* **CHALLENGE**:
Find all lines in the listing that include the word "GÖRE", then copy them.

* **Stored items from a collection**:
↓↓↓

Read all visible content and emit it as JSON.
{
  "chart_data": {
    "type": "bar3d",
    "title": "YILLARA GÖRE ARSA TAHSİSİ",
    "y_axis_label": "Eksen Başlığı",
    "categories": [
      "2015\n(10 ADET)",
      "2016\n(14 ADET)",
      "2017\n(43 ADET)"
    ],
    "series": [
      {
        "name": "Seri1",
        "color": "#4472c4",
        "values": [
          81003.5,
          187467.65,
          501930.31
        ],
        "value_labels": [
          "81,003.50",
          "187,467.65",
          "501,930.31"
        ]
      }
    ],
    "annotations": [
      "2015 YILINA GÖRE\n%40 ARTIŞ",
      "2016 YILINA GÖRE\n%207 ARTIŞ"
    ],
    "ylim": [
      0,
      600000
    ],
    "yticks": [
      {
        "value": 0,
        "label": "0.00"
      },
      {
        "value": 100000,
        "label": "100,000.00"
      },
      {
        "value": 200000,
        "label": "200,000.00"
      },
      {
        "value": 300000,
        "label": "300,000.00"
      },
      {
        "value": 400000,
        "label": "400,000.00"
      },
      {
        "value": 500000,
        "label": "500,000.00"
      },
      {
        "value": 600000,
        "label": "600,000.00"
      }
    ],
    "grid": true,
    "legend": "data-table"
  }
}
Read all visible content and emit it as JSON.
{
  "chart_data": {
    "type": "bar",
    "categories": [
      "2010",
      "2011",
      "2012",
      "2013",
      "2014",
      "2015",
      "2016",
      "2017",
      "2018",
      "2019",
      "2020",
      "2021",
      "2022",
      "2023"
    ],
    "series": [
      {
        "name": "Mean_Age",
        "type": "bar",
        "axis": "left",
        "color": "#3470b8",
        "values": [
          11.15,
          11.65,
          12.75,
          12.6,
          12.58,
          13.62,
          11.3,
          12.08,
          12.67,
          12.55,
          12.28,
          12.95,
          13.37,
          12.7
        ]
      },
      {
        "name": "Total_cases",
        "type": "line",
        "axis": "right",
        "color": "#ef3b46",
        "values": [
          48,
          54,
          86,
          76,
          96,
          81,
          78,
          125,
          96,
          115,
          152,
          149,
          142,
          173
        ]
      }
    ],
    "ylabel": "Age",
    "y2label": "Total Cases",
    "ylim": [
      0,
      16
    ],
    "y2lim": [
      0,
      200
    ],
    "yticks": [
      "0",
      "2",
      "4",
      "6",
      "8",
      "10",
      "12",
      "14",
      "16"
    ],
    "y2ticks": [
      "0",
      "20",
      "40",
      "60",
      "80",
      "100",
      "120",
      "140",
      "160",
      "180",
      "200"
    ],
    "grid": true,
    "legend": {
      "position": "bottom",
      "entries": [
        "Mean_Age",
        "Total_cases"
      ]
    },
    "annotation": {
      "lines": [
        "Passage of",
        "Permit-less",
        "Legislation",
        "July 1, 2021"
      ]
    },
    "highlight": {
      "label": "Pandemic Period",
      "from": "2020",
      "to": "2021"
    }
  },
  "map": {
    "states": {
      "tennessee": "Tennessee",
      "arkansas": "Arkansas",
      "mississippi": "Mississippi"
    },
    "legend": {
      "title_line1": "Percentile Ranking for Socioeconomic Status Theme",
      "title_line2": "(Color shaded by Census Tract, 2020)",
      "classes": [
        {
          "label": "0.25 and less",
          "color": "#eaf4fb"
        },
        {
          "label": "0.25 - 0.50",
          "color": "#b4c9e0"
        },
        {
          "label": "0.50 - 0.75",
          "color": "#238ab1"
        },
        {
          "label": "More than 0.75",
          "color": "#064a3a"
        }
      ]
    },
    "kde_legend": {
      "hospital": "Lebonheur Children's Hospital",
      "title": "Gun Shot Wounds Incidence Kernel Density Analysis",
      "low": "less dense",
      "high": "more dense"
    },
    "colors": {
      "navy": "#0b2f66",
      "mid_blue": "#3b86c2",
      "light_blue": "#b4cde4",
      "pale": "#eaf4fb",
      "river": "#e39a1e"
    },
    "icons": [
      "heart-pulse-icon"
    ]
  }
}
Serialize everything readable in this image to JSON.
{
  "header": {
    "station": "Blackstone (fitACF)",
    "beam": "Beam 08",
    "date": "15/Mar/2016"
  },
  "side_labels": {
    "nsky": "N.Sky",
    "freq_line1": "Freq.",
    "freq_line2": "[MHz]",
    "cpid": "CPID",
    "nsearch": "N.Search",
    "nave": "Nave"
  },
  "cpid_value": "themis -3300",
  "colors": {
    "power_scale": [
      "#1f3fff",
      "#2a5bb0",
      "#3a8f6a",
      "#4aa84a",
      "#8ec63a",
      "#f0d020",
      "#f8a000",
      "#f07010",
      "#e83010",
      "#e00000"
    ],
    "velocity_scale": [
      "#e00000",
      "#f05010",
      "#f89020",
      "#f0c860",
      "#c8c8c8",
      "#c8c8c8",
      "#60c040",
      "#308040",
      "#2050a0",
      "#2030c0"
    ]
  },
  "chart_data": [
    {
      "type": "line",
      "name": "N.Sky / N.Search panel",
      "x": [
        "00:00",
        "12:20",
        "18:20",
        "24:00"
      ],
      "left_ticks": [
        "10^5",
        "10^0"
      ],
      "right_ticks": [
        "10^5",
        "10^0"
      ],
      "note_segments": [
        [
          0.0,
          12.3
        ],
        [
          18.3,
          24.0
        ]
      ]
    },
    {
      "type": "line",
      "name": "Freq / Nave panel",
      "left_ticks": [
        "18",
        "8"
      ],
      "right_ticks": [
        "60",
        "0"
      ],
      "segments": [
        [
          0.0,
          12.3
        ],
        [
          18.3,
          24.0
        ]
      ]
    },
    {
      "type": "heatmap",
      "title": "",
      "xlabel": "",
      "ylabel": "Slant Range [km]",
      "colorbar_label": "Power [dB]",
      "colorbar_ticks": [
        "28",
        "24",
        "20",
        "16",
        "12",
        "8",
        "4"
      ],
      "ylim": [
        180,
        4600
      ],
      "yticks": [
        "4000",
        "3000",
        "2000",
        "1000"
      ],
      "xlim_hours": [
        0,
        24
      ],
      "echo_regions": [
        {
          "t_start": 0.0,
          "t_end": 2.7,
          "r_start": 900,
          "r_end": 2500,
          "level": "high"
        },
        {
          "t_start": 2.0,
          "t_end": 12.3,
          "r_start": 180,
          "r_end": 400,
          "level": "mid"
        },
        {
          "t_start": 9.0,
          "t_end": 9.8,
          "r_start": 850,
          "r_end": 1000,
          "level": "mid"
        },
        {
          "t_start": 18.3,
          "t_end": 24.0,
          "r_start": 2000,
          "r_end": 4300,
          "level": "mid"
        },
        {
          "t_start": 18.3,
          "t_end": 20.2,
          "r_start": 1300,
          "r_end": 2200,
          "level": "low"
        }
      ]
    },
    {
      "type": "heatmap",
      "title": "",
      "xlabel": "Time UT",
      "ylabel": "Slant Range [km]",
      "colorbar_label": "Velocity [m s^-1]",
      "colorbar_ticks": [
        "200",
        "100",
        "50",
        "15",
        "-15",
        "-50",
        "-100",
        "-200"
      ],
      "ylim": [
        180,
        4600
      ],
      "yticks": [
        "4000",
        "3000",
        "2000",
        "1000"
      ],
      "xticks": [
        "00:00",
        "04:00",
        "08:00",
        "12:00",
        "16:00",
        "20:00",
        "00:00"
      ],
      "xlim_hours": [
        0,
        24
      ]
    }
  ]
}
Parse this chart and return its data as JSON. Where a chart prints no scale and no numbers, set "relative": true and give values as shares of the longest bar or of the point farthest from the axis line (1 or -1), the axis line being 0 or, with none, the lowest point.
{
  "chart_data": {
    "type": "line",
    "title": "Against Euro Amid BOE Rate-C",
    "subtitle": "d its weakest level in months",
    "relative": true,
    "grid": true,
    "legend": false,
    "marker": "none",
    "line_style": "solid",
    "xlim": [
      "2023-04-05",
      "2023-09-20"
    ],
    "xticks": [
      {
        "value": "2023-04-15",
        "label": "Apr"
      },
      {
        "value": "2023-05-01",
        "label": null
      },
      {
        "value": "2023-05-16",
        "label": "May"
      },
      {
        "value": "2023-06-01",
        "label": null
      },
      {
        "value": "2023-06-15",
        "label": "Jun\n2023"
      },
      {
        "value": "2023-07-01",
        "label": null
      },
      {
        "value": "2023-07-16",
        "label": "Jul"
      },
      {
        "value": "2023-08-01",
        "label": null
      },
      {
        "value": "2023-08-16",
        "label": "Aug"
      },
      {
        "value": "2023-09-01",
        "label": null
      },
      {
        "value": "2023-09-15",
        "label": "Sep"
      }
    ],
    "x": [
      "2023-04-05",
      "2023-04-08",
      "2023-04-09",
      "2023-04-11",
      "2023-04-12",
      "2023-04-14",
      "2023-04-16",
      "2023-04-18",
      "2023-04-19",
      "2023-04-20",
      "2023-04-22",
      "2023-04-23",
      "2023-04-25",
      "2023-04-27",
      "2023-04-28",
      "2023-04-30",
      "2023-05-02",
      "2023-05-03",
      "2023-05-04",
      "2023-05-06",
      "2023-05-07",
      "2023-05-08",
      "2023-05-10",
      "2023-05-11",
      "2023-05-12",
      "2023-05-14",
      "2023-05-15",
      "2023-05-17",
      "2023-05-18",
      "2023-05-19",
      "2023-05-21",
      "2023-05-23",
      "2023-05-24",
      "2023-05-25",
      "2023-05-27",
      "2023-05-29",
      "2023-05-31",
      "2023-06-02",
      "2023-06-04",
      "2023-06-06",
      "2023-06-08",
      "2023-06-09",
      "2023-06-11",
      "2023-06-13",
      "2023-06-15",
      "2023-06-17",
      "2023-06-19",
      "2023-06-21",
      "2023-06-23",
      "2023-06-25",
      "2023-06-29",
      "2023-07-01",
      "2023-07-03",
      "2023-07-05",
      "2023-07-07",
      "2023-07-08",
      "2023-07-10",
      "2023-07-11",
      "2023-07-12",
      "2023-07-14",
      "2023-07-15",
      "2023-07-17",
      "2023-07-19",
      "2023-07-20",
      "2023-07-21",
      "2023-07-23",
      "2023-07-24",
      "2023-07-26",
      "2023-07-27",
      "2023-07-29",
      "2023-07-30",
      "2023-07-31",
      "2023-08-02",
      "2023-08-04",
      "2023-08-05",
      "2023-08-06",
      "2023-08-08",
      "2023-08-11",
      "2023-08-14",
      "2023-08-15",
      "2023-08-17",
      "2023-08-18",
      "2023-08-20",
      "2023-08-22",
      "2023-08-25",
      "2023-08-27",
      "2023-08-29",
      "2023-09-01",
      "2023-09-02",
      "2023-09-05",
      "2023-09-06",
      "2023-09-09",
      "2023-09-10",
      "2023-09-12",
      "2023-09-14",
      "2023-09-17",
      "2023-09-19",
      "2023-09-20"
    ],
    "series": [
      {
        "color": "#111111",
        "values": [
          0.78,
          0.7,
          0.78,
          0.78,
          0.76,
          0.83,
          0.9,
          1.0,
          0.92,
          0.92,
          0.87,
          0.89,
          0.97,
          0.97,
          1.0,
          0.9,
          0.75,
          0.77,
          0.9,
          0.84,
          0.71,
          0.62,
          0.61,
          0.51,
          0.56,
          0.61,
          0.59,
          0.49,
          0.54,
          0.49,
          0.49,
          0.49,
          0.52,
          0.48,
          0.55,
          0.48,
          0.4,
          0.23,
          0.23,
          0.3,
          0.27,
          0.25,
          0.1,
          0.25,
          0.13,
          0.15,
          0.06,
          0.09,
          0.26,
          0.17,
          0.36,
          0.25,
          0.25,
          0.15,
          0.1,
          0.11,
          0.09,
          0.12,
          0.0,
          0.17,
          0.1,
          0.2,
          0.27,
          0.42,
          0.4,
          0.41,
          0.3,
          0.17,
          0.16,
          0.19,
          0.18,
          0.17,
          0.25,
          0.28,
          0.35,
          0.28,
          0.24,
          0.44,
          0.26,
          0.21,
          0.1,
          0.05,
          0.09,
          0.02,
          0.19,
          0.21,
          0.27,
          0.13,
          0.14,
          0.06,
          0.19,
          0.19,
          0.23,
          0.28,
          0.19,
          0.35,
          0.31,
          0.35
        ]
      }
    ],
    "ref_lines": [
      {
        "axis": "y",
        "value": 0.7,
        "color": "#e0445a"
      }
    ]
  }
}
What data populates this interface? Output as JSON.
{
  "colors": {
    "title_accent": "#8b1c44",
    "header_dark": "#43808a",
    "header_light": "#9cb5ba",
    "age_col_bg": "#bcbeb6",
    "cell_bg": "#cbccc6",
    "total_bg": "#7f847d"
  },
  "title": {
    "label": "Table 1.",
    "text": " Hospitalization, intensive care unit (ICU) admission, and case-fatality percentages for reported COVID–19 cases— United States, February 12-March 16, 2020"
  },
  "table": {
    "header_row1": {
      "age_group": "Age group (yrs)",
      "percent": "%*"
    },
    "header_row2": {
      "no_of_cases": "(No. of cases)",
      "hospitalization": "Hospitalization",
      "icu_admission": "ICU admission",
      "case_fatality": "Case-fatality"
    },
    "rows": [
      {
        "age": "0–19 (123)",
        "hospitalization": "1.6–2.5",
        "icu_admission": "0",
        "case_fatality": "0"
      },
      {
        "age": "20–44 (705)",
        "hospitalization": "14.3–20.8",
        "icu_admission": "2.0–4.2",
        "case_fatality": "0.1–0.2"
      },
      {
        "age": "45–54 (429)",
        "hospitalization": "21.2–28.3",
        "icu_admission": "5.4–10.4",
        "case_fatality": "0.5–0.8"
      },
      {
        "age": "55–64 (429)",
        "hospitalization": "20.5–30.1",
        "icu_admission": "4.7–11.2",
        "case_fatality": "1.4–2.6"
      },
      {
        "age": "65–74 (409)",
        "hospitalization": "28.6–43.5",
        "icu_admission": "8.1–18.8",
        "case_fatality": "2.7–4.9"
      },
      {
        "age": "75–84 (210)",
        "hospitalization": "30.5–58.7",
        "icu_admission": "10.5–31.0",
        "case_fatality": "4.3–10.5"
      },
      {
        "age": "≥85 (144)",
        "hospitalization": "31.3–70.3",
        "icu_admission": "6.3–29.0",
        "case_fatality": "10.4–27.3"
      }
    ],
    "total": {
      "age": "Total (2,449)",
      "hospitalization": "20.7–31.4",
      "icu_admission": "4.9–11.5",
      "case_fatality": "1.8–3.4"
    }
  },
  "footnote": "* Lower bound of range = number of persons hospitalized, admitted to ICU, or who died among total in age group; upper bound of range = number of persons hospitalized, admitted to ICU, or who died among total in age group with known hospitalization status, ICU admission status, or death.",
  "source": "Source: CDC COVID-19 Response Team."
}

↑↑↑

* **SOLUTION**:
    "title": "YILLARA GÖRE ARSA TAHSİSİ",
      "2015 YILINA GÖRE\n%40 ARTIŞ",
      "2016 YILINA GÖRE\n%207 ARTIŞ"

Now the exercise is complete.